_Given problem_. Gather each line in the entries that includes the string "років".

_Records provided_.

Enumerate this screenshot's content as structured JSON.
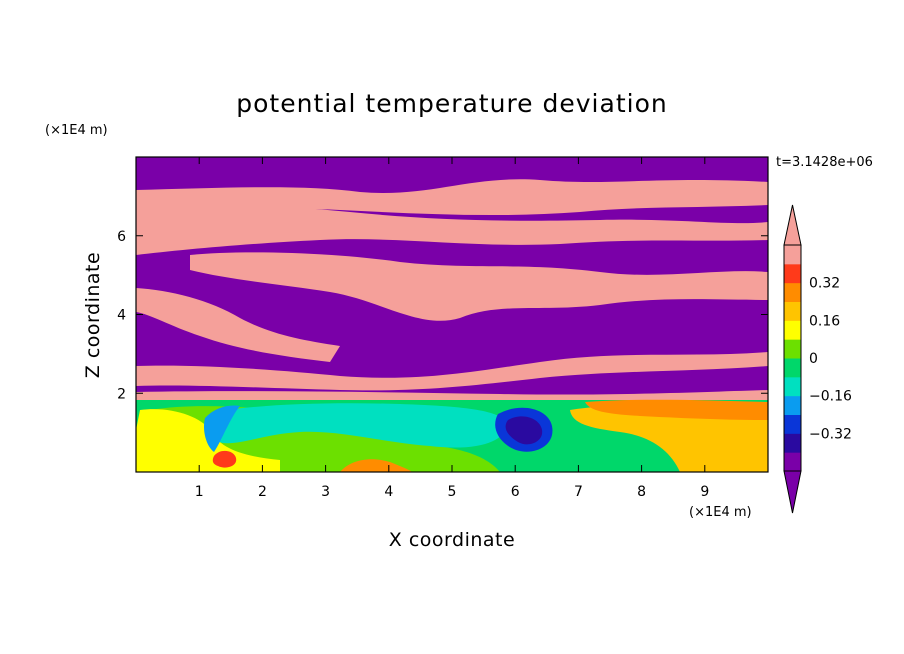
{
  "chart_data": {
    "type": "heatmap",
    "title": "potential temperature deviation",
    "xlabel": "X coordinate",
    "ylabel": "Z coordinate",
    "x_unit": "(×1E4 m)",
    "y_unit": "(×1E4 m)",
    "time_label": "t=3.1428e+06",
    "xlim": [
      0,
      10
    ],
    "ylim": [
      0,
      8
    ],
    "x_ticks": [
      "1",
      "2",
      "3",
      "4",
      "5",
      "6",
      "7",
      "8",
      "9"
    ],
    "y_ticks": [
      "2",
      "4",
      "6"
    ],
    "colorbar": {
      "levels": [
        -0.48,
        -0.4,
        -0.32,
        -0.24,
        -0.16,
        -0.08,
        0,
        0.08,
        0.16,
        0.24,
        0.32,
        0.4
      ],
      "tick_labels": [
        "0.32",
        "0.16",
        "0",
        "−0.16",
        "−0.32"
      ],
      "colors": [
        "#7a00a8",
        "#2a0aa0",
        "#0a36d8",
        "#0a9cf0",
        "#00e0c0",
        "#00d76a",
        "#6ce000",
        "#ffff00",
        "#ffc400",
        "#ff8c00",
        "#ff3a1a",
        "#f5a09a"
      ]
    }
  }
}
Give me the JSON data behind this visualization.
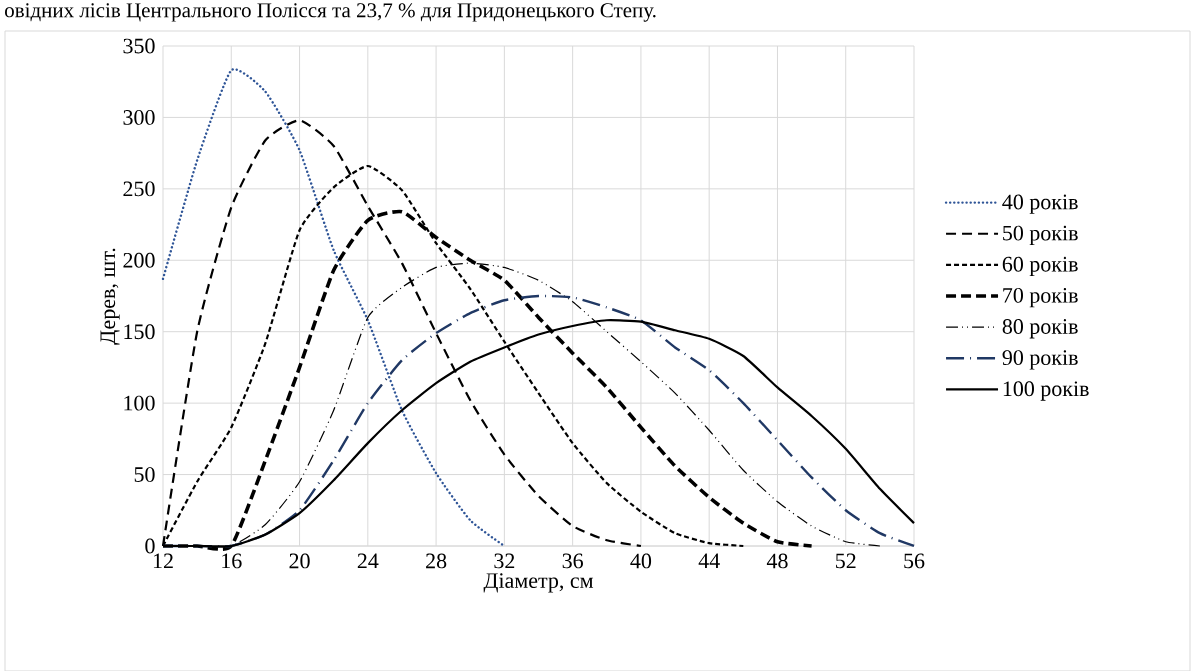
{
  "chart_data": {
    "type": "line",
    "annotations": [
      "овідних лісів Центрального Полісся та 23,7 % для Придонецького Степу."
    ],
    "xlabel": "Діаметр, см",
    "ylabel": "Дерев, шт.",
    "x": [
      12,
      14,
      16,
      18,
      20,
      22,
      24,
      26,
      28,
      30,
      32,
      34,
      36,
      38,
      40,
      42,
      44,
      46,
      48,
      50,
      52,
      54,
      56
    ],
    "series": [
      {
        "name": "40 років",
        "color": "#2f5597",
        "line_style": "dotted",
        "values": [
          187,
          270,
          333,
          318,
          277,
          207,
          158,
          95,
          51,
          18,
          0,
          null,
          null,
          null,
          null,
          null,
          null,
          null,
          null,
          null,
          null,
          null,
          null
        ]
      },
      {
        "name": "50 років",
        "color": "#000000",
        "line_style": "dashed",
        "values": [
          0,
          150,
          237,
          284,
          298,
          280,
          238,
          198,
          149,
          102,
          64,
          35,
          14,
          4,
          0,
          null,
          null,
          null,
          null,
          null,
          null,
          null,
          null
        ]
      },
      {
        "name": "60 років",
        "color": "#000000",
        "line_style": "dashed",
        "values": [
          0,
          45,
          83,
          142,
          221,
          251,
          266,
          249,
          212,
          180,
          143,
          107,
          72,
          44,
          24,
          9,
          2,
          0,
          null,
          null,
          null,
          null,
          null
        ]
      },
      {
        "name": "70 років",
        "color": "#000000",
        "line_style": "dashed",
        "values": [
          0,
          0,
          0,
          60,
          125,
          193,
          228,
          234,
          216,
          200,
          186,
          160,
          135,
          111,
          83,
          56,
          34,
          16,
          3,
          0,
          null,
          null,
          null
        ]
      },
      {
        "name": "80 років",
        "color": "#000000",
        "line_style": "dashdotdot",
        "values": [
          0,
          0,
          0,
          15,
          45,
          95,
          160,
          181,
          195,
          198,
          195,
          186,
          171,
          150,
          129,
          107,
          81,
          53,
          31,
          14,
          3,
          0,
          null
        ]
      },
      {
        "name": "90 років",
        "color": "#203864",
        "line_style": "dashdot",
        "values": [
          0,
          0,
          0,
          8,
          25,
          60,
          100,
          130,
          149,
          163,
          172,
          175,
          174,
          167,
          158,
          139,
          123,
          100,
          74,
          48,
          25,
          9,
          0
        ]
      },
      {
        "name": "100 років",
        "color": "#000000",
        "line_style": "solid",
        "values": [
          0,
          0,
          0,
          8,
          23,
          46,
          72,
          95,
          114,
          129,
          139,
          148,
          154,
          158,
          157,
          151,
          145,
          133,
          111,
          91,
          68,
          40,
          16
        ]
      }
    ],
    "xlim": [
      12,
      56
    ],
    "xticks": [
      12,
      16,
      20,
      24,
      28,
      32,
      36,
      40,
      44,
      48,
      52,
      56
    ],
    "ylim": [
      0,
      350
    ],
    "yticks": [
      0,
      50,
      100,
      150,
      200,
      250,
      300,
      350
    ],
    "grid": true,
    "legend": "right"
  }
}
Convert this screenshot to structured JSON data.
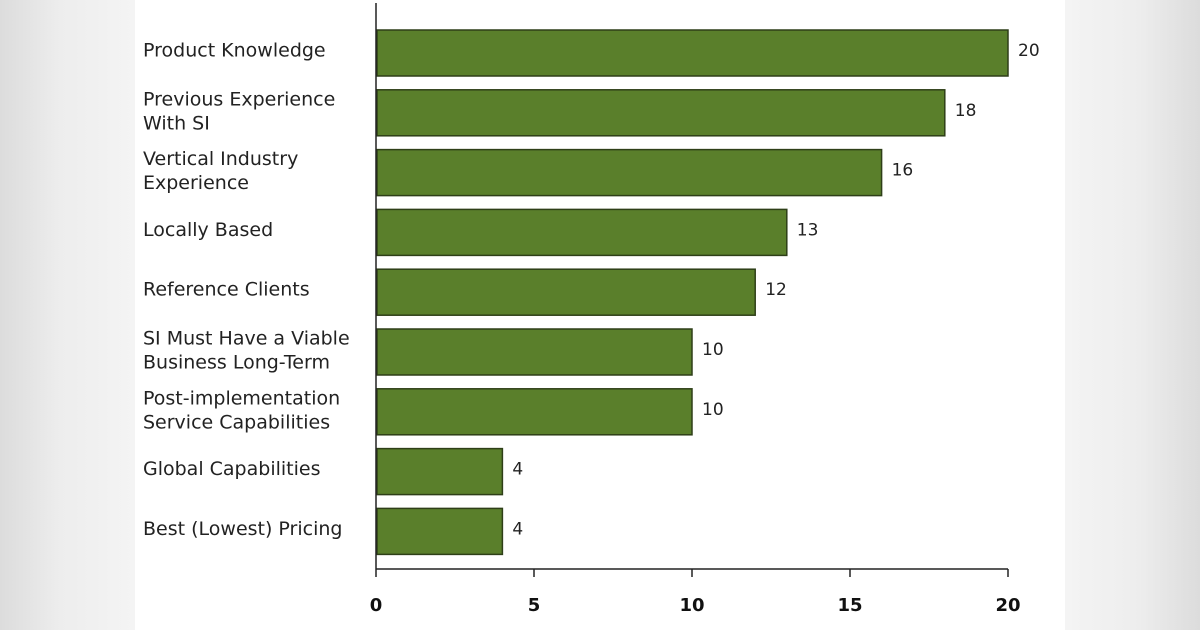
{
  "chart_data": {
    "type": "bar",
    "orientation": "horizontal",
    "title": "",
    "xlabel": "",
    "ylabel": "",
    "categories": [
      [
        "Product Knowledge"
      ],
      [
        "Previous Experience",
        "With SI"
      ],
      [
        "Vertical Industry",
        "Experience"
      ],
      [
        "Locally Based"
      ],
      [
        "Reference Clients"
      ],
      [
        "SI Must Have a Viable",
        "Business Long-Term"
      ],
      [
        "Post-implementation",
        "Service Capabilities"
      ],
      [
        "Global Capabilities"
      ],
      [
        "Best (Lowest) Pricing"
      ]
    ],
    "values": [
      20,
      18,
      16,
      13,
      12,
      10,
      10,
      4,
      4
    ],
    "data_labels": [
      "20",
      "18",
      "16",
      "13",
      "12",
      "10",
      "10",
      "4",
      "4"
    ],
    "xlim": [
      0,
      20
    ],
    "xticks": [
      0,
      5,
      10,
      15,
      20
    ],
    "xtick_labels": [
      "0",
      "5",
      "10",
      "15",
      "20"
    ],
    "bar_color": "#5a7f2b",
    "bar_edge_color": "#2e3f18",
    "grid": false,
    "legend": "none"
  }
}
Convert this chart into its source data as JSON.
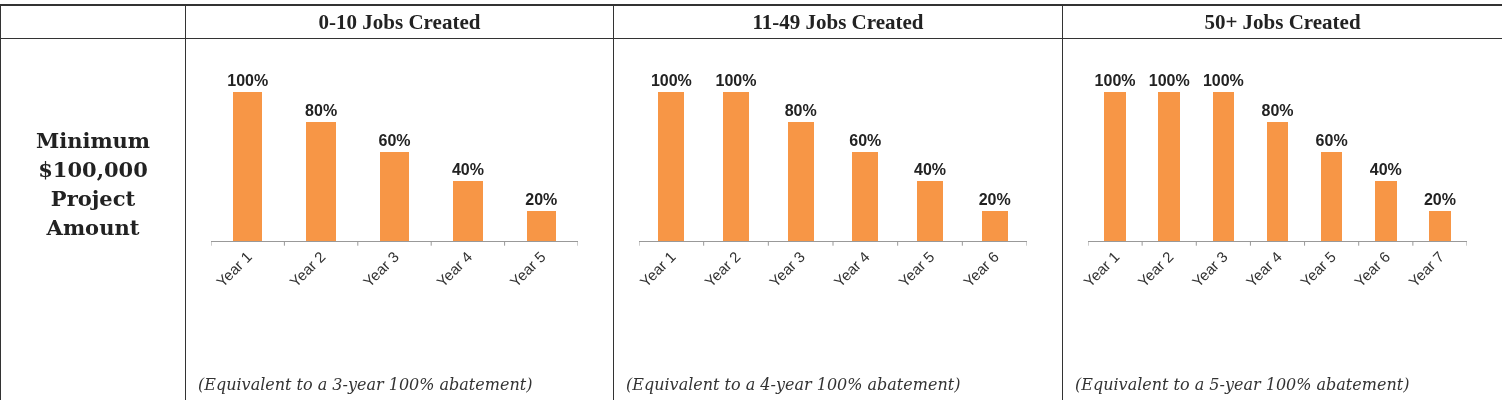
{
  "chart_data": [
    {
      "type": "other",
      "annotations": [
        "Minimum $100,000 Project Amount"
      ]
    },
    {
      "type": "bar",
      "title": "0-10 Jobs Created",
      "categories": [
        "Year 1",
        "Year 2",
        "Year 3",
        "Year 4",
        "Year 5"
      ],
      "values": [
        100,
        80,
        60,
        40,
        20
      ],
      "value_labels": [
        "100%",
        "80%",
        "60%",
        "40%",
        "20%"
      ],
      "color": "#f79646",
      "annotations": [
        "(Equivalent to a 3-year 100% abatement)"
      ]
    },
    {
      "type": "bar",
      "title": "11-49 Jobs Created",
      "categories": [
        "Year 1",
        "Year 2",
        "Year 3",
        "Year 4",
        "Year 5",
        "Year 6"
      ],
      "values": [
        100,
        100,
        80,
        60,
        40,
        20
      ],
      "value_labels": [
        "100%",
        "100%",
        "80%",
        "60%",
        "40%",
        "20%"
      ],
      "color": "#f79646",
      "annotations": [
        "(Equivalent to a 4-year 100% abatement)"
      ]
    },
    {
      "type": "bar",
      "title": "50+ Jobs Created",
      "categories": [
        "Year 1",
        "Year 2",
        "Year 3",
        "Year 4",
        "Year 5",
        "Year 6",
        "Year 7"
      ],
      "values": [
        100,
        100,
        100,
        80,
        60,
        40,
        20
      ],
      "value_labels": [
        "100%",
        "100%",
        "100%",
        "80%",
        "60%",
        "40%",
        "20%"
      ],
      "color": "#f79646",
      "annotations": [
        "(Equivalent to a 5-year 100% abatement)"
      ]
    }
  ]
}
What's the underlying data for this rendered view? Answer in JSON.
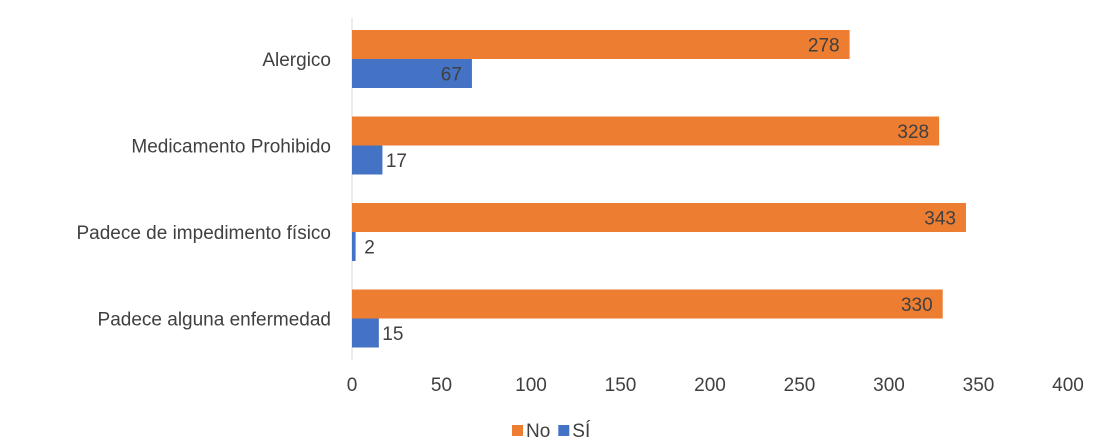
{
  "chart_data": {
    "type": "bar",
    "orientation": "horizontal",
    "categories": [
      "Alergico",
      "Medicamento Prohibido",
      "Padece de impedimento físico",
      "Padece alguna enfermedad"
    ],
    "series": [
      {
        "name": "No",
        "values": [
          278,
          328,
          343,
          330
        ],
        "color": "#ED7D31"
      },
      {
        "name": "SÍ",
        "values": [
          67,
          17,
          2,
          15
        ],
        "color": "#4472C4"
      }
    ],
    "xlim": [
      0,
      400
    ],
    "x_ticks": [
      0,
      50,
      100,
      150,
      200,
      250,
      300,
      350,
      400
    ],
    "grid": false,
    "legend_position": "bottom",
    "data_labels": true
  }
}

_The answer_.
        "name": "40 років",
        "name": "50 років",
        "name": "60 років",
        "name": "70 років",
        "name": "80 років",
        "name": "90 років",
        "name": "100 років",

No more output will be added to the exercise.